Направляясь в Грозный, Ильяс вез в подарок маме букет цветов из дерева. Когда она увидела сына, крепко стоящего на ногах, то всплеснула руками, прижала к себе, и все еще не веря, что это он, долго не могла успокоиться. Привезенные издалека цветы мать поставила на столик возле своей кровати. И с тех пор уже не расставалась с ними.
Их небольшая квартирка, долгое время остававшаяся без присмотра мужчины, нуждалась в ремонте. Ильяс, хотя болезнь и не отпускала совсем, достал материал, купил рубанок, стамески. Подправил подоконники. Заменил состарившиеся половицы. Посадил на петли новые двери. И квартира заулыбалась. А тут еще одна идея возникла. Надо же хоть чем-то украсить жилище. И тогда Ильяс решил смастерить шифоньер. Принимал законченную работу сосед Ильяса— Николай Георгиевич Маслюк, по профессии — инженер, по призванию — мастеровой человек. Вскоре полюбоваться сделанной Ильясом вещью он привел Идриса Муртузовича Базоркина.
Неторопливо рассматривал тот шифоньер и все то, что осмелился выставить перед гостями Ильяс. А затем, нарушая, как казалось Ильясу, слишком долгое молчание, громко и мощно произнес голосом, не терпящим возражений:
— Ну, дорогой, хочешь, не хочешь, а учиться тебе надо. «Цветы Ильяса Дутаева» — так назвал Идрис Муртузович свой очерк о будущем художнике, появившийся на страницах «Грозненского рабочего» в 1963 году. Читая сейчас этот материал — первую публикацию о творчестве Дутаева, явственно представляешь, что значил он для Ильяса. Бурно, с искренней душевной радостью приветствовал известный ингушский писатель рождение нового таланта, предсказывал ему счастливое будущее... Это, собственно, и решило судьбу Ильяса.
— Сколько лет прошло, — рассказывает Ильяс, — я до сих пор не могу забыть, как Идрис Муртузович, большой, красивый человек, на фоне которого я выглядел совсем коротышкой, водил меня по инстанциям, добивался, чтобы меня направили учиться. И все последующие годы он опекал меня, пристрастно следил за моим творчеством... Значение того, какую роль сыграл этот человек в моей жизни, начинаю понимать только сейчас.
Урок ответственности за судьбу ближнего, преподанный им когда-то мне, я впитал буквально каждой клеткой своего существа. И сейчас любой мой шаг в жизни и в искусстве — это продолжение того урока.
Паренька, приехавшего в Абрамцевское художественно-промышленное училище в гипсовом поясе, сразу приметили, а группа, куда он попал, тотчас взяла над ним шефство. Ненавязчиво, стараясь не поранить в Ильясе чувство собственного достоинства, опекали ребята темпераментного горца. А тот словно бы и не замечал своего недуга. Ходил с товарищами в походы, катался на лыжах, даже играл в футбол. И еще учился. Неистово. Жадно. Отвергал как жалость к себе, так и умиление собственной персоной. Веселый нрав, жизнелюбие, щедрость души, тяга к знаниям — все это было естественным в юноше, непоказанным, далеким от корыстных побуждений. Столь же естественной была и ответная реакция преподавателей училища. Тактично вводили они Ильяса в сложный, полный противоречий мир творчества, помогали ему поверить в собственные силы, открывая то, что с лихвой отпустила Дутаеву природа.

ЗАДАНИЯ ДЛЯ ВЫПОЛНЕНИЯ:
1/ Перепишите из текста об Ильясе Дутаеве отрывок от слов «Их небольшая квартирка, долгое» до слов «Идриса Муртузовича Базоркина.» включительно.
2/ Переведите на английский язык предложение из текста об Ильясе Дутаеве: «Привезенные издалека цветы мать поставила на столик возле своей кровати».

[Данные анализа разметки документа]
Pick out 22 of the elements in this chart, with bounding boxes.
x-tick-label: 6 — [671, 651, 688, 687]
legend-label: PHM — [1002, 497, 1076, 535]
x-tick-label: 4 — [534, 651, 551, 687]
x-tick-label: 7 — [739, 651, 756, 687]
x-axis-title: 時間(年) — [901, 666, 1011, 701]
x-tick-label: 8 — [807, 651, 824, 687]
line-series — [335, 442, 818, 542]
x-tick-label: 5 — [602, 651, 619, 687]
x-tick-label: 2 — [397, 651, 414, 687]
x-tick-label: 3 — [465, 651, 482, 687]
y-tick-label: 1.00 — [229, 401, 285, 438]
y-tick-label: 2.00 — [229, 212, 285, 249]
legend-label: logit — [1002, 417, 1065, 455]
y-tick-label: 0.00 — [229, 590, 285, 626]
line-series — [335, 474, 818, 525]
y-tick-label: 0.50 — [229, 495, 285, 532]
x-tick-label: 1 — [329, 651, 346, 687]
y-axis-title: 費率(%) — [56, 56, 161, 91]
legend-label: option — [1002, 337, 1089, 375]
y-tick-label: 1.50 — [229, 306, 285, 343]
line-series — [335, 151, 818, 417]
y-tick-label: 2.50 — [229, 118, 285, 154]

ОТВЕТЫ К ЗАДАНИЯМ:
1/
Их небольшая квартирка, долгое время остававшаяся без присмотра мужчины, нуждалась в ремонте. Ильяс, хотя болезнь и не отпускала совсем, достал материал, купил рубанок, стамески. Подправил подоконники. Заменил состарившиеся половицы. Посадил на петли новые двери. И квартира заулыбалась. А тут еще одна идея возникла. Надо же хоть чем-то украсить жилище. И тогда Ильяс решил смастерить шифоньер. Принимал законченную работу сосед Ильяса— Николай Георгиевич Маслюк, по профессии — инженер, по призванию — мастеровой человек. Вскоре полюбоваться сделанной Ильясом вещью он привел Идриса Муртузовича Базоркина.

2/ The mother put the flowers brought from afar on the little table beside her bed.